Excerpts from a figure dataset:
####
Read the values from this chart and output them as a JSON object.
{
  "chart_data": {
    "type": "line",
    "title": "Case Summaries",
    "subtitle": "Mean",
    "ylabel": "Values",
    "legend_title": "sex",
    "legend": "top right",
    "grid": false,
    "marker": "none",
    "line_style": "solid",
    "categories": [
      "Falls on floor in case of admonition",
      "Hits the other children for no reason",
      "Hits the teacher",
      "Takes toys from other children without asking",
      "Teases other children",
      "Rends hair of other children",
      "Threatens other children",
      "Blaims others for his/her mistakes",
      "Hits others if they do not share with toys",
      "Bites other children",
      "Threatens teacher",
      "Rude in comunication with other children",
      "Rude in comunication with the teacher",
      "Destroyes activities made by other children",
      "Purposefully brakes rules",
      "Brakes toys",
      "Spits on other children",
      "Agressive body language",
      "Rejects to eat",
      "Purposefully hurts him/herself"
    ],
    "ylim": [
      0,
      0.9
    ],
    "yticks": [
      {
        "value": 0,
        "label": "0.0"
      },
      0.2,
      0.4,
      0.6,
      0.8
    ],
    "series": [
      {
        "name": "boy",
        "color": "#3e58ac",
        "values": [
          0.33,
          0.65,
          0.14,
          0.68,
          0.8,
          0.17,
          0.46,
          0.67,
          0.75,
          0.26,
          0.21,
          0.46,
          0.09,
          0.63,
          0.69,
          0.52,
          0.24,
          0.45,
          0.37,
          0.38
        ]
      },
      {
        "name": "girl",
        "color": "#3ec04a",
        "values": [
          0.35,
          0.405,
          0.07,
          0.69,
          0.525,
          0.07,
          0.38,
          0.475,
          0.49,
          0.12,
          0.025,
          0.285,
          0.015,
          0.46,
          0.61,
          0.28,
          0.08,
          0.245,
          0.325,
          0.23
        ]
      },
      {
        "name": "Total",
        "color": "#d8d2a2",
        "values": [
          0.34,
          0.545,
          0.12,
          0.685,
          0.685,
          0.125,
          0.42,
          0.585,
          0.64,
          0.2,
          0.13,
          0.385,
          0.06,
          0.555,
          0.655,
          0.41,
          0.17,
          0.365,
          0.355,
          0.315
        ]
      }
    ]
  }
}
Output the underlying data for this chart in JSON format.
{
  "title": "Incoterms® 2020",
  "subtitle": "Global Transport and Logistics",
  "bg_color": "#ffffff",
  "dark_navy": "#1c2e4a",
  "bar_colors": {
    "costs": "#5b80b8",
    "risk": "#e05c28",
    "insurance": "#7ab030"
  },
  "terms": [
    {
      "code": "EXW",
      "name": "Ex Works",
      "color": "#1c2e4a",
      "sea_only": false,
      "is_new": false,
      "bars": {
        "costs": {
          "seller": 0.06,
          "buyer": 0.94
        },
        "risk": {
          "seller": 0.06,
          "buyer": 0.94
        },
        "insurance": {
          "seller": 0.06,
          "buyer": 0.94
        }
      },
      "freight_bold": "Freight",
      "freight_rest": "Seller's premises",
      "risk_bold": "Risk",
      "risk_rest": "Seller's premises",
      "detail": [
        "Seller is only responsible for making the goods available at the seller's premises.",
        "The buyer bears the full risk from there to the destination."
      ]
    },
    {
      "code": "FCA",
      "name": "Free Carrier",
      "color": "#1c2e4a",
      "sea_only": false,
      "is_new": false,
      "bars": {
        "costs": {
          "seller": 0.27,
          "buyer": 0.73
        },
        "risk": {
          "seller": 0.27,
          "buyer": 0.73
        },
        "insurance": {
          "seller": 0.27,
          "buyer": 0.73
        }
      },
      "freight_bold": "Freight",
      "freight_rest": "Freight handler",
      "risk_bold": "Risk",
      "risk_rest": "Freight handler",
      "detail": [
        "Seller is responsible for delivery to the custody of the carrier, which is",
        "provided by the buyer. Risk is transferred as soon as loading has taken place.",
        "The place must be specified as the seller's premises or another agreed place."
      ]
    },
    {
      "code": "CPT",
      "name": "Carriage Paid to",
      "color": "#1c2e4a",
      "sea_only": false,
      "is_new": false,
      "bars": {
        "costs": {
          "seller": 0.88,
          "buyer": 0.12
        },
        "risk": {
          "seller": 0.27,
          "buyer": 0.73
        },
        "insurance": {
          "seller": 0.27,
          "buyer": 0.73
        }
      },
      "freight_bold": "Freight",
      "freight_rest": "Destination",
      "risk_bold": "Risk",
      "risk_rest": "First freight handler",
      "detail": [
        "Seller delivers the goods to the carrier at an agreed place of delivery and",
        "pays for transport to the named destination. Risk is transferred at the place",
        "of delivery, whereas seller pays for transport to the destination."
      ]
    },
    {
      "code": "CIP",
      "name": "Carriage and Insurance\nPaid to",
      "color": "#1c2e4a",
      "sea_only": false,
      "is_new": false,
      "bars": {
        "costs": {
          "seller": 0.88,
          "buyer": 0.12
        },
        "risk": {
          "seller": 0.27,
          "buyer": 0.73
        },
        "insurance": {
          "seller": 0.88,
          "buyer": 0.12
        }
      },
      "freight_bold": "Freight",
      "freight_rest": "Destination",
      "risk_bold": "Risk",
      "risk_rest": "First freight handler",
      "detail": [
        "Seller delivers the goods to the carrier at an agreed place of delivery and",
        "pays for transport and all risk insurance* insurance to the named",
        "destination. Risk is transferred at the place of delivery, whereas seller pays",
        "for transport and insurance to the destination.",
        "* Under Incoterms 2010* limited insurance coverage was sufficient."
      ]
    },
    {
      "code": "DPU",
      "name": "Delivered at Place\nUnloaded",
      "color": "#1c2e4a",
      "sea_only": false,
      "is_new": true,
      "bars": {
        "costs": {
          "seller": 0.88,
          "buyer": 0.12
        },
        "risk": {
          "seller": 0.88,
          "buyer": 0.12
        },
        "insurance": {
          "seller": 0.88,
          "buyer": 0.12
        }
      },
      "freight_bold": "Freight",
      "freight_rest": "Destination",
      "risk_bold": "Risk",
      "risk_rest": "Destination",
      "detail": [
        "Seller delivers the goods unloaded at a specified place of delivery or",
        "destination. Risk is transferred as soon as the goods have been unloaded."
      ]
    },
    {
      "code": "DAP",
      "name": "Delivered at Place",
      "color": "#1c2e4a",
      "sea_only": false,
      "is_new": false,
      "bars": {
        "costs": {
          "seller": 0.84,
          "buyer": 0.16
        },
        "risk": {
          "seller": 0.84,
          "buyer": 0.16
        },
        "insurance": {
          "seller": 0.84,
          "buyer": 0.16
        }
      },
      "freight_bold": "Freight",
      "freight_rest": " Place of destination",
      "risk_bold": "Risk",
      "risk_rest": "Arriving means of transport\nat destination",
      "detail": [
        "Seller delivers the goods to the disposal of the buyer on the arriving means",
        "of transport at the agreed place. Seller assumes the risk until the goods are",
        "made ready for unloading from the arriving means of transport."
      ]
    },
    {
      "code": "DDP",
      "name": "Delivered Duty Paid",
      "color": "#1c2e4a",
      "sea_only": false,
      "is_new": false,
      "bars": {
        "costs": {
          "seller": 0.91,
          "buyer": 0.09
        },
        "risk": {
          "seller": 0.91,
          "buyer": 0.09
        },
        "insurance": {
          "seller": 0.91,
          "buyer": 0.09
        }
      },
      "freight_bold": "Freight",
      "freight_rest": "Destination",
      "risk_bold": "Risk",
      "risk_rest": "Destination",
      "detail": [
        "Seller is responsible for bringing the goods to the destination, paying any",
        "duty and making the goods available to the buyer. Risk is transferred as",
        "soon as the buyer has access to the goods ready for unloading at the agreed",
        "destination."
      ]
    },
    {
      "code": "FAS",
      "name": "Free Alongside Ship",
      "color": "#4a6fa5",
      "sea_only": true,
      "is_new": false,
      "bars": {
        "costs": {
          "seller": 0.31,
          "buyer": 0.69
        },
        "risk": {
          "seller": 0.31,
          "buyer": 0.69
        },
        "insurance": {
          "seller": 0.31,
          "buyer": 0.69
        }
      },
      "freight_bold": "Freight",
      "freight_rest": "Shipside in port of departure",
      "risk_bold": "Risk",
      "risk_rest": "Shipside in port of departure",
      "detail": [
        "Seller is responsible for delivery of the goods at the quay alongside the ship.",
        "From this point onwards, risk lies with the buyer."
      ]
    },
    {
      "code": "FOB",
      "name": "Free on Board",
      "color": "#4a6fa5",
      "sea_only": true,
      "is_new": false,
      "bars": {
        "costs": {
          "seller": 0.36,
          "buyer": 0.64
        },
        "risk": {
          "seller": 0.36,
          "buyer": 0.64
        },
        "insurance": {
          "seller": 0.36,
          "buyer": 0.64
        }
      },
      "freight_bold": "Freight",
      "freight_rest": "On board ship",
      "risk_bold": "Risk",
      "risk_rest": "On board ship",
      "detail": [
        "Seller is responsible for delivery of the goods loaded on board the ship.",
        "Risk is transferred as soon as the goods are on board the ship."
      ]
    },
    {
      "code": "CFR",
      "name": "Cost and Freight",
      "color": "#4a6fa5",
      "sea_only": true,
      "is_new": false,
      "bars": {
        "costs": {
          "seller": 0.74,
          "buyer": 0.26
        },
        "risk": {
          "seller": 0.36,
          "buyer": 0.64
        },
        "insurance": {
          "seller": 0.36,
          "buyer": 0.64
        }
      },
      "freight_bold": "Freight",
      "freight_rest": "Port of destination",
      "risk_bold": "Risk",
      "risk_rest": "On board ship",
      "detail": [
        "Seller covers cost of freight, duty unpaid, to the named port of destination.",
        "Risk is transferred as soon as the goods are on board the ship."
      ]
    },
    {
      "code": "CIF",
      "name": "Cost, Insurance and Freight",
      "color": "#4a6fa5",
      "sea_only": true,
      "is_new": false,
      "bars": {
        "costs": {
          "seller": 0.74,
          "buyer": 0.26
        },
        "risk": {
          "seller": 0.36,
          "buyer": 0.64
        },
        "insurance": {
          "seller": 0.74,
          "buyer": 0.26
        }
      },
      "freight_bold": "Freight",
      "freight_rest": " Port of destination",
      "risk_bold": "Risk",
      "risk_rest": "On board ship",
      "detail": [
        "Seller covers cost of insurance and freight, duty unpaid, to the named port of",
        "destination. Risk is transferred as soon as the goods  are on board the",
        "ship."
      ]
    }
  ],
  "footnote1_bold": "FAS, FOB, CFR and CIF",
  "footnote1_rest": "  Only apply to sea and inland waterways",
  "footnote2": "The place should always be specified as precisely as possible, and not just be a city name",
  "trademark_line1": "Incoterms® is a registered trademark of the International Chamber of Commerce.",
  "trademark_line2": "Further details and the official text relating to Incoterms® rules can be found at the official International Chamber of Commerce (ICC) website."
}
####
■ Required task: Select and copy every line from the records that includes the word "others".

■ Exercise output:
      "Blaims others for his/her mistakes",
      "Hits others if they do not share with toys",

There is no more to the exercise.